━━ Data to use
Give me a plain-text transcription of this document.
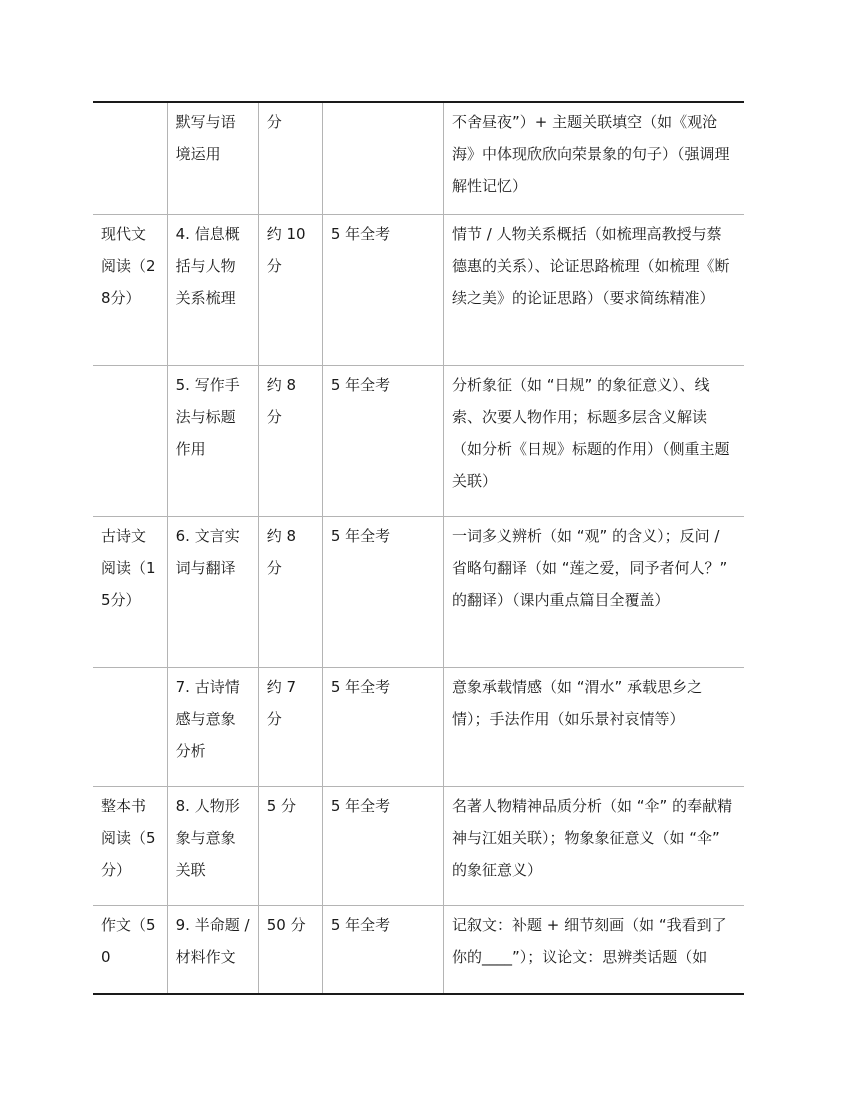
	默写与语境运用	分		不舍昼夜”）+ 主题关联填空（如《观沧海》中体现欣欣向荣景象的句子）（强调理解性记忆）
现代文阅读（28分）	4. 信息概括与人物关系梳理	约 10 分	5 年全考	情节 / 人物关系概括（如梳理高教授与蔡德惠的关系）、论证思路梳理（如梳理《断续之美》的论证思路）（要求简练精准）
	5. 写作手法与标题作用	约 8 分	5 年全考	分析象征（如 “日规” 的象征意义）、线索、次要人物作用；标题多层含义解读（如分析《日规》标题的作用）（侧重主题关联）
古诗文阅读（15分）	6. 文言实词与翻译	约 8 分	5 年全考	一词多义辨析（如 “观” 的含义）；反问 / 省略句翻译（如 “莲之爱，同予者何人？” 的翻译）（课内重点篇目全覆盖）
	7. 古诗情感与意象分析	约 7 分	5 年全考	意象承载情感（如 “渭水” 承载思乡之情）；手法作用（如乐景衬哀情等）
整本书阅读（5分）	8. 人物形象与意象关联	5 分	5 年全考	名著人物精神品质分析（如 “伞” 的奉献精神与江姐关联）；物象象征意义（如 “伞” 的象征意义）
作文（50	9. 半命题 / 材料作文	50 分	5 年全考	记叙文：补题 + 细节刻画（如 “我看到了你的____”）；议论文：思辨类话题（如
━━━━
━━ Data to use
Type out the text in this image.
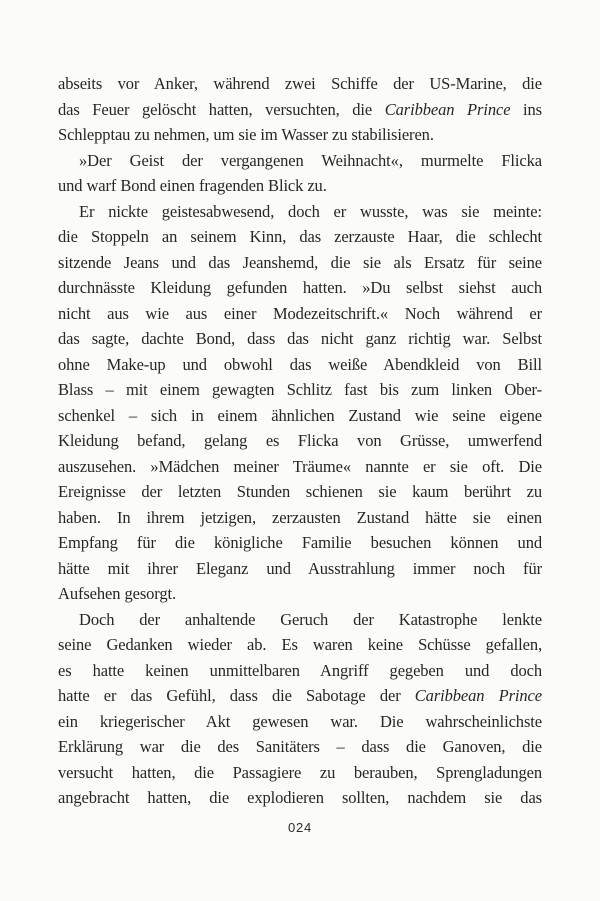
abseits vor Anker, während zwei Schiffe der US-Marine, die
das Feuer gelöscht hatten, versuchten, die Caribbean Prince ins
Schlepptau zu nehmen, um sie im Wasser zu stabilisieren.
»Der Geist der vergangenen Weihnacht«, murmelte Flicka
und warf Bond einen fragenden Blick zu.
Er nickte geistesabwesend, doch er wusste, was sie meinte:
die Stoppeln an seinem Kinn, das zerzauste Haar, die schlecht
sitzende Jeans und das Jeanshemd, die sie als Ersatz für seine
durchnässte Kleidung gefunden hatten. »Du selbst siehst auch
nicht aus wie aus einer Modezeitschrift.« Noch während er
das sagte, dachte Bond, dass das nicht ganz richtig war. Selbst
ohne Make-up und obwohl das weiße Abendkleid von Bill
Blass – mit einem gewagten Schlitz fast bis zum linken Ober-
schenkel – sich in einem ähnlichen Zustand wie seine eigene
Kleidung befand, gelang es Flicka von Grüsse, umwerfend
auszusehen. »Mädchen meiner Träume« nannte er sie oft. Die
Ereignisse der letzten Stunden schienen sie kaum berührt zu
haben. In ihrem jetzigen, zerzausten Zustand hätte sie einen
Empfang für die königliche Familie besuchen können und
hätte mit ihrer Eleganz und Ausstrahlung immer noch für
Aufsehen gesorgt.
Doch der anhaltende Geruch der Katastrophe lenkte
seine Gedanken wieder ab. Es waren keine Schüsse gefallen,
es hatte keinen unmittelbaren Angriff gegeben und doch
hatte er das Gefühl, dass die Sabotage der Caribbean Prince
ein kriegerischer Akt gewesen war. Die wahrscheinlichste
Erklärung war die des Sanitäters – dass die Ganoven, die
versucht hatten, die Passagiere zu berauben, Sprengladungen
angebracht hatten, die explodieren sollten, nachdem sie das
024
━━━━
Check each line in the records for the word "Kleidung" and say how many have it, with nothing else.

2